Task >>
Repeat, exactly and only, the lines from the one containing "Parse this screenshot: output" to the last line, inclusive; do not repeat the pictures.

##############################

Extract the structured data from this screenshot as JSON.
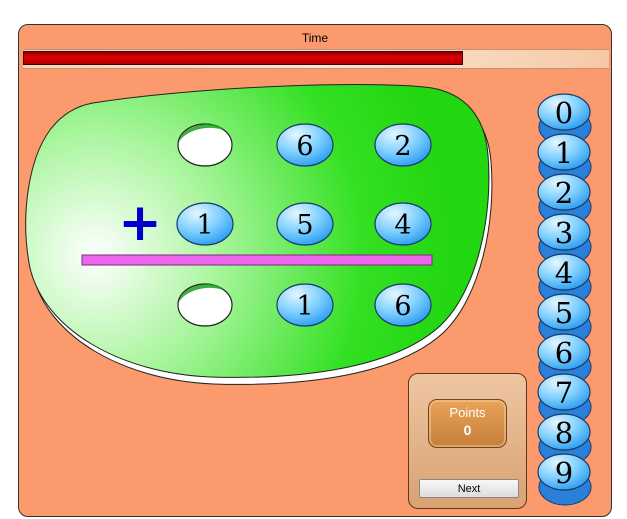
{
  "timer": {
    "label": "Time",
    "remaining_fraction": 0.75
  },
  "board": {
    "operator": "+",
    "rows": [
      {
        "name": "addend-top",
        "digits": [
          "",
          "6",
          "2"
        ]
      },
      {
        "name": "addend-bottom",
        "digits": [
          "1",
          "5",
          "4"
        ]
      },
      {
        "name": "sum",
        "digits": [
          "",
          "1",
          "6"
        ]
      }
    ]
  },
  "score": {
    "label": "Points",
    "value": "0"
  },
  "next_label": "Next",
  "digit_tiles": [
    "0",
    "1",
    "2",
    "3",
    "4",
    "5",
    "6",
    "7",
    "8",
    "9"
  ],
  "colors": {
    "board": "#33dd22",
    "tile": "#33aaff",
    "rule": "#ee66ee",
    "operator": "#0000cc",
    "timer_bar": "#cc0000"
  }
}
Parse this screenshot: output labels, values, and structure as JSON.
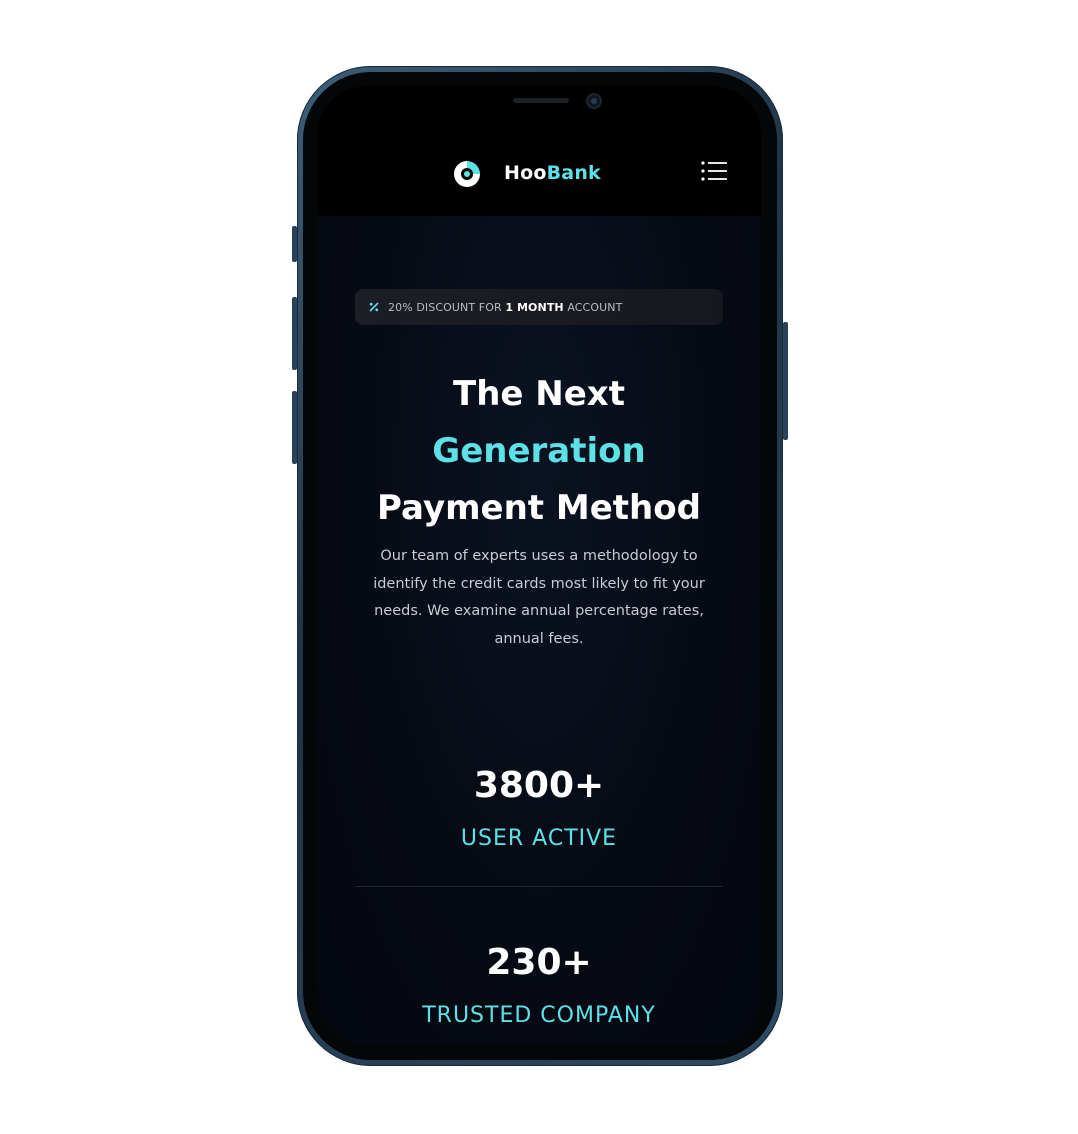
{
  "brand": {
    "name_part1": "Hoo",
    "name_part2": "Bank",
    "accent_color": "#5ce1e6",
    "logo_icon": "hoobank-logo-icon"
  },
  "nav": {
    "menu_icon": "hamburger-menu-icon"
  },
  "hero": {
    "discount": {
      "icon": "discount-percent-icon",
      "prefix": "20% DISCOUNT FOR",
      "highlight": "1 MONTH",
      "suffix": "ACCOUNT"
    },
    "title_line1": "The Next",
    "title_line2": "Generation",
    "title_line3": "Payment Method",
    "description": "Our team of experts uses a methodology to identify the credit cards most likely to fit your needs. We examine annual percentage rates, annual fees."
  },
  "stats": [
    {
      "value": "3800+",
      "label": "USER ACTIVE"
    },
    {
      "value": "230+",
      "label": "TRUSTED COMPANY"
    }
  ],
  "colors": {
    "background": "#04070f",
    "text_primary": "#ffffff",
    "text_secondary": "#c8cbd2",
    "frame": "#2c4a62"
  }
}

##############################

Task solution >>
Parse this screenshot: output labels, values, and structure as JSON.
{
  "brand": {
    "name_part1": "Hoo",
    "name_part2": "Bank",
    "accent_color": "#5ce1e6",
    "logo_icon": "hoobank-logo-icon"
  },
  "nav": {
    "menu_icon": "hamburger-menu-icon"
  },
  "hero": {
    "discount": {
      "icon": "discount-percent-icon",
      "prefix": "20% DISCOUNT FOR",
      "highlight": "1 MONTH",
      "suffix": "ACCOUNT"
    },
    "title_line1": "The Next",
    "title_line2": "Generation",
    "title_line3": "Payment Method",
    "description": "Our team of experts uses a methodology to identify the credit cards most likely to fit your needs. We examine annual percentage rates, annual fees."
  },
  "stats": [
    {
      "value": "3800+",
      "label": "USER ACTIVE"
    },
    {
      "value": "230+",
      "label": "TRUSTED COMPANY"
    }
  ],
  "colors": {
    "background": "#04070f",
    "text_primary": "#ffffff",
    "text_secondary": "#c8cbd2",
    "frame": "#2c4a62"
  }
}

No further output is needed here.